▶ WHAT IS REQUIRED: Using the listing below, give the number of lines where "achieved" appears, and nothing else.

▶ DATA TO PROCESS:
==*==
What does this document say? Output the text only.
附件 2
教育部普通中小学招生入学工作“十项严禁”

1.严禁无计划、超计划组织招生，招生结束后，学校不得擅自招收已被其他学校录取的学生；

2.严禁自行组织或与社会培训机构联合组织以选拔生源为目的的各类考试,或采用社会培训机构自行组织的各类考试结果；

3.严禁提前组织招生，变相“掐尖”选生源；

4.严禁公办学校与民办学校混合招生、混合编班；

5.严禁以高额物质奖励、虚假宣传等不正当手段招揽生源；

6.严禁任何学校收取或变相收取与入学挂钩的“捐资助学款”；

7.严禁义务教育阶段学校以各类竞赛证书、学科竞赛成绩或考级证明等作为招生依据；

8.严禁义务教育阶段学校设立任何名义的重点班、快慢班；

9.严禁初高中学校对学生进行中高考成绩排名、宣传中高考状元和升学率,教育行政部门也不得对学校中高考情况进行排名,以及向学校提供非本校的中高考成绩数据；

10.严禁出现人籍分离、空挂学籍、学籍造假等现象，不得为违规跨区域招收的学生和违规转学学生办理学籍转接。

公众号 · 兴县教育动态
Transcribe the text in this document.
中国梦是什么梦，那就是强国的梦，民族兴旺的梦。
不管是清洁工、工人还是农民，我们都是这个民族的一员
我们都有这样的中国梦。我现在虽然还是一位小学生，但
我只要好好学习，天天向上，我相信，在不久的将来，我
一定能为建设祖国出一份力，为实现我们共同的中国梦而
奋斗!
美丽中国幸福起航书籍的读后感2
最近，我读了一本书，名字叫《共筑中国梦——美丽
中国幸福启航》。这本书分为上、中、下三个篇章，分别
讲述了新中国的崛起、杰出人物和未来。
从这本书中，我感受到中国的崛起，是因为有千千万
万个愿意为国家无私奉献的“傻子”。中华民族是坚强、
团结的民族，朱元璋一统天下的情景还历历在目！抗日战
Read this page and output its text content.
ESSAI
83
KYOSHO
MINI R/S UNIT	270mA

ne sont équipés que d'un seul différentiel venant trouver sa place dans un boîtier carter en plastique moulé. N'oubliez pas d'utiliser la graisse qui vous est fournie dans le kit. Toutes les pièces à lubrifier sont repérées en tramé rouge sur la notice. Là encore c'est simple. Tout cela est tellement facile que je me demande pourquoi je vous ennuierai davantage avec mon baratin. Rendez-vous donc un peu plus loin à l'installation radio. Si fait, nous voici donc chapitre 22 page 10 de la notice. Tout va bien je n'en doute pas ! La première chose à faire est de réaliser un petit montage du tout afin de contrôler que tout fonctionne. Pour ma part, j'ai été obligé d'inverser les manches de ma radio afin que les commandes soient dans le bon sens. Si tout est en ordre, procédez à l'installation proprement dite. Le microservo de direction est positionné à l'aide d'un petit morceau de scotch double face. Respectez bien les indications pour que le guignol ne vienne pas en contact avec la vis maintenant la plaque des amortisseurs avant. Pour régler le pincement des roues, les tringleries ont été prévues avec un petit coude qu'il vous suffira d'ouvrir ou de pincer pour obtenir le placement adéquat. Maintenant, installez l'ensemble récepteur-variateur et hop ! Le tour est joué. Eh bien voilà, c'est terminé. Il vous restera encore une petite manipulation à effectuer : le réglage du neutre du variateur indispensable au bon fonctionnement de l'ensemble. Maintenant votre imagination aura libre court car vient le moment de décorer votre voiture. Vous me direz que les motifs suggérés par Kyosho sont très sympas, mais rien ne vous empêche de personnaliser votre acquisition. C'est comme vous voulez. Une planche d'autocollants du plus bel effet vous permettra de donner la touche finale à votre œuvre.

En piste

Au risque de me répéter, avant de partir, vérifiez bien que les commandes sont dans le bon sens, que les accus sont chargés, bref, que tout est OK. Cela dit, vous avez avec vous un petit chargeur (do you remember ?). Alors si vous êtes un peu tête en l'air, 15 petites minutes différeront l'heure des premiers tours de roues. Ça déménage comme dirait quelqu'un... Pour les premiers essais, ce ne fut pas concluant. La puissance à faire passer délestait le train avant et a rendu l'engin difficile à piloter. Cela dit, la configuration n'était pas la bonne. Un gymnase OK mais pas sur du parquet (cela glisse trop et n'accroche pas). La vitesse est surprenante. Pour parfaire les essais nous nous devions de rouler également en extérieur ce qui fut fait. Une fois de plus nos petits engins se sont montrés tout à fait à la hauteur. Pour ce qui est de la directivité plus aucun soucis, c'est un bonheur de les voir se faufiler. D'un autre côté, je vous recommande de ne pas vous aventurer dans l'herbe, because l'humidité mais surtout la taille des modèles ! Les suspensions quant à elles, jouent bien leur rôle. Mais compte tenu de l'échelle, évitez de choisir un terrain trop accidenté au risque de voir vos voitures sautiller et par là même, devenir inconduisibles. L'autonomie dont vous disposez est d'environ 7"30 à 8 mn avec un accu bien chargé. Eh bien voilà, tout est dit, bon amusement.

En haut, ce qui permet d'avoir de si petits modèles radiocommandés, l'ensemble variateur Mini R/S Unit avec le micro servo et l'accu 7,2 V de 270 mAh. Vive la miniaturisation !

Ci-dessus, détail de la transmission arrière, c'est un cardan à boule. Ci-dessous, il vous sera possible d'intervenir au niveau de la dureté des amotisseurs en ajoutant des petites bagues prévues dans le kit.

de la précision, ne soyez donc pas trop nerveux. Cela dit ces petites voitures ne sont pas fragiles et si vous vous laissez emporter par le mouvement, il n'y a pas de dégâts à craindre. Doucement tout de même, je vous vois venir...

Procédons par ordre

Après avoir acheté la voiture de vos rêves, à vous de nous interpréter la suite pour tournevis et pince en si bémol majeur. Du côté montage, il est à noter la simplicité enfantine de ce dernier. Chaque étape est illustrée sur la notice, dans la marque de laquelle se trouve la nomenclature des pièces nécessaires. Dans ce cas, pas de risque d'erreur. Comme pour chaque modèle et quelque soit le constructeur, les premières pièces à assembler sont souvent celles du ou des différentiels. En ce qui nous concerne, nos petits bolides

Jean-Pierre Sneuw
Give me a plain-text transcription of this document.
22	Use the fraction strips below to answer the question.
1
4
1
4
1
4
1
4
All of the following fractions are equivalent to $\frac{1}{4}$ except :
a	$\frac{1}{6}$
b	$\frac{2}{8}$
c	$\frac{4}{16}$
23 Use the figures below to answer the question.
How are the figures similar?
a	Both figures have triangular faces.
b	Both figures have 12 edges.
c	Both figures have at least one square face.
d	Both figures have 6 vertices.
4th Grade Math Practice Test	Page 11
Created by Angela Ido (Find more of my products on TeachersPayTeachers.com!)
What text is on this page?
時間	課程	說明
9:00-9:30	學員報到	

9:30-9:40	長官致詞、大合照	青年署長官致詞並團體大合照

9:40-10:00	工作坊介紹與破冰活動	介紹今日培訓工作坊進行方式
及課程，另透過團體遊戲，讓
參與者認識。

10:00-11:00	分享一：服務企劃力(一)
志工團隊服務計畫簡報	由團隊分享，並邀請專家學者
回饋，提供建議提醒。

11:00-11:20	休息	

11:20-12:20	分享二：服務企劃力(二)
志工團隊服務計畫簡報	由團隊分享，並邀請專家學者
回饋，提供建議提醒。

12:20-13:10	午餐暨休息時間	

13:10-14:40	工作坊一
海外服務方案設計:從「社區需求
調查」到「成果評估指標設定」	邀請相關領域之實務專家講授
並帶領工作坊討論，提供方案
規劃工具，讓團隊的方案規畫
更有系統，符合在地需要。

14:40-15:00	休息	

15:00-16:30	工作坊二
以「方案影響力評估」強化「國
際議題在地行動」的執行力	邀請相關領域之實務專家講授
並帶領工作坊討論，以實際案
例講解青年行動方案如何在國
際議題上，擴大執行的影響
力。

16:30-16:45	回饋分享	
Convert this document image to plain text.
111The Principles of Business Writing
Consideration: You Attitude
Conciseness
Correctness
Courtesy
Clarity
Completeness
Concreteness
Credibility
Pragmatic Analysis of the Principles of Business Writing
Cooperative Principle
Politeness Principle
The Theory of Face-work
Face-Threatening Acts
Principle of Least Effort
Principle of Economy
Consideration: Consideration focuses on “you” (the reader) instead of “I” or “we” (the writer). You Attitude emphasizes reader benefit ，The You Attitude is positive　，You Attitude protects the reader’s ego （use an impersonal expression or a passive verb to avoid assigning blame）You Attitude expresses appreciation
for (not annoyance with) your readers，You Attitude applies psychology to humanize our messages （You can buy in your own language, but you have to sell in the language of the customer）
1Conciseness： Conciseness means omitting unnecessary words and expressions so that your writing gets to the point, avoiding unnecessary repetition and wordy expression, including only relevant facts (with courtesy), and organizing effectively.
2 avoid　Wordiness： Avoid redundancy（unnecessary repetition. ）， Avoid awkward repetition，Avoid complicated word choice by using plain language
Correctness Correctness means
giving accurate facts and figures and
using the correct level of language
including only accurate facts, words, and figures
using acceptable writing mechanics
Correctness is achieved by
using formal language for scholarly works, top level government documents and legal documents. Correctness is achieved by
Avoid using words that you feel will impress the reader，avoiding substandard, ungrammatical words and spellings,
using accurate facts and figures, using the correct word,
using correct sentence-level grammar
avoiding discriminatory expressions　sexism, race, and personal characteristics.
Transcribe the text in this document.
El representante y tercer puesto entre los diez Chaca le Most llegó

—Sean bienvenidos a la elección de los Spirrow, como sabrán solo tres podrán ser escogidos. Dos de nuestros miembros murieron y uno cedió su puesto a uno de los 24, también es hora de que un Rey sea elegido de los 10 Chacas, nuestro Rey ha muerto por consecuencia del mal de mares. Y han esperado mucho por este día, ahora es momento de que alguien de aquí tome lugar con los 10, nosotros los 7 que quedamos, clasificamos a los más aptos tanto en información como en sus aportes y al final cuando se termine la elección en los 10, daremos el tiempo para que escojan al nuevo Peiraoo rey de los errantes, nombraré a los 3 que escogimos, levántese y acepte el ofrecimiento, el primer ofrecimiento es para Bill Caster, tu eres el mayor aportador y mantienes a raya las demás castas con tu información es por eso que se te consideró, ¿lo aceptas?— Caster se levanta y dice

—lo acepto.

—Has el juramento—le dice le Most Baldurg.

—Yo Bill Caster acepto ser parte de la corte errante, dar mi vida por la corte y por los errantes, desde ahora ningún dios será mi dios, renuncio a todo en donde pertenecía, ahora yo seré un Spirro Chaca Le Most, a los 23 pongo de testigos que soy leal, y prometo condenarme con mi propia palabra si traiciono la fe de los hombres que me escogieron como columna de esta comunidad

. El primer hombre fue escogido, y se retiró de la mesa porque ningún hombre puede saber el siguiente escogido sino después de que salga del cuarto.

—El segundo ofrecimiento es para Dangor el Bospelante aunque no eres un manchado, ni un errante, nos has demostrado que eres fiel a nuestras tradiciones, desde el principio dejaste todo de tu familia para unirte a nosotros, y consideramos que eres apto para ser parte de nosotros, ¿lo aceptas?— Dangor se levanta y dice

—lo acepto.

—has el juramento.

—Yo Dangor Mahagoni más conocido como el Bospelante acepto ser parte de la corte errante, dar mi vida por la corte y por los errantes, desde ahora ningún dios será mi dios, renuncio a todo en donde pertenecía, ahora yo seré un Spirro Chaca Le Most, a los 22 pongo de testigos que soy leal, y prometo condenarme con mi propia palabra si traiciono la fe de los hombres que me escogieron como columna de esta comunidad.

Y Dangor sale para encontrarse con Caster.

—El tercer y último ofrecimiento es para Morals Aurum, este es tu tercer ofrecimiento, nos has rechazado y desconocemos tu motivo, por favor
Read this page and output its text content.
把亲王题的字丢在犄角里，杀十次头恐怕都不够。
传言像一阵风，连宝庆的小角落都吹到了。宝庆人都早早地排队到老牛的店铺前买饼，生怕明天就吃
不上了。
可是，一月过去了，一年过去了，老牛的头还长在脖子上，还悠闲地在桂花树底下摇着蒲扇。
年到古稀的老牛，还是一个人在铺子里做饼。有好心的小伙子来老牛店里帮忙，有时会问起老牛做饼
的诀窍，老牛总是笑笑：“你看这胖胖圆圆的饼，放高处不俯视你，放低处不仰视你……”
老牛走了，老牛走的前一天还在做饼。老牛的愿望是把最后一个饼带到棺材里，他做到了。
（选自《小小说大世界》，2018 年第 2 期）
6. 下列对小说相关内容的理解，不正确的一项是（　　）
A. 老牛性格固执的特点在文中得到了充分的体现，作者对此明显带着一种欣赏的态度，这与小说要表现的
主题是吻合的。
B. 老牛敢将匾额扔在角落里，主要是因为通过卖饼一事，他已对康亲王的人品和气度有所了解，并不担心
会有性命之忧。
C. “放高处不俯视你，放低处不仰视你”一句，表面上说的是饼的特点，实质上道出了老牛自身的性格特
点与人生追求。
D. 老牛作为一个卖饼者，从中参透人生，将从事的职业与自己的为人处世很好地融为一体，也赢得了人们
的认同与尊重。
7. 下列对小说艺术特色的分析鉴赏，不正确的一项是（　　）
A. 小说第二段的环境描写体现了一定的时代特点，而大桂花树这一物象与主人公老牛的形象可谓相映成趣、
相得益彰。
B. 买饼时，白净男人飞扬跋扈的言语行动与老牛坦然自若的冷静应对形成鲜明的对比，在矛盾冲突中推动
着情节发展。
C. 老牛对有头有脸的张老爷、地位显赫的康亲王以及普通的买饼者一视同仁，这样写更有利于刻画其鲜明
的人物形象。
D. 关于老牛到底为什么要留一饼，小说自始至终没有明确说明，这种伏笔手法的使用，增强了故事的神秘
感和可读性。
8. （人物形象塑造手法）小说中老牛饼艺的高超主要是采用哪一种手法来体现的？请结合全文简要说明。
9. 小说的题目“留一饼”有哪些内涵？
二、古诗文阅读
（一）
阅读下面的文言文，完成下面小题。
==*==
▶ TASK SOLUTION: 2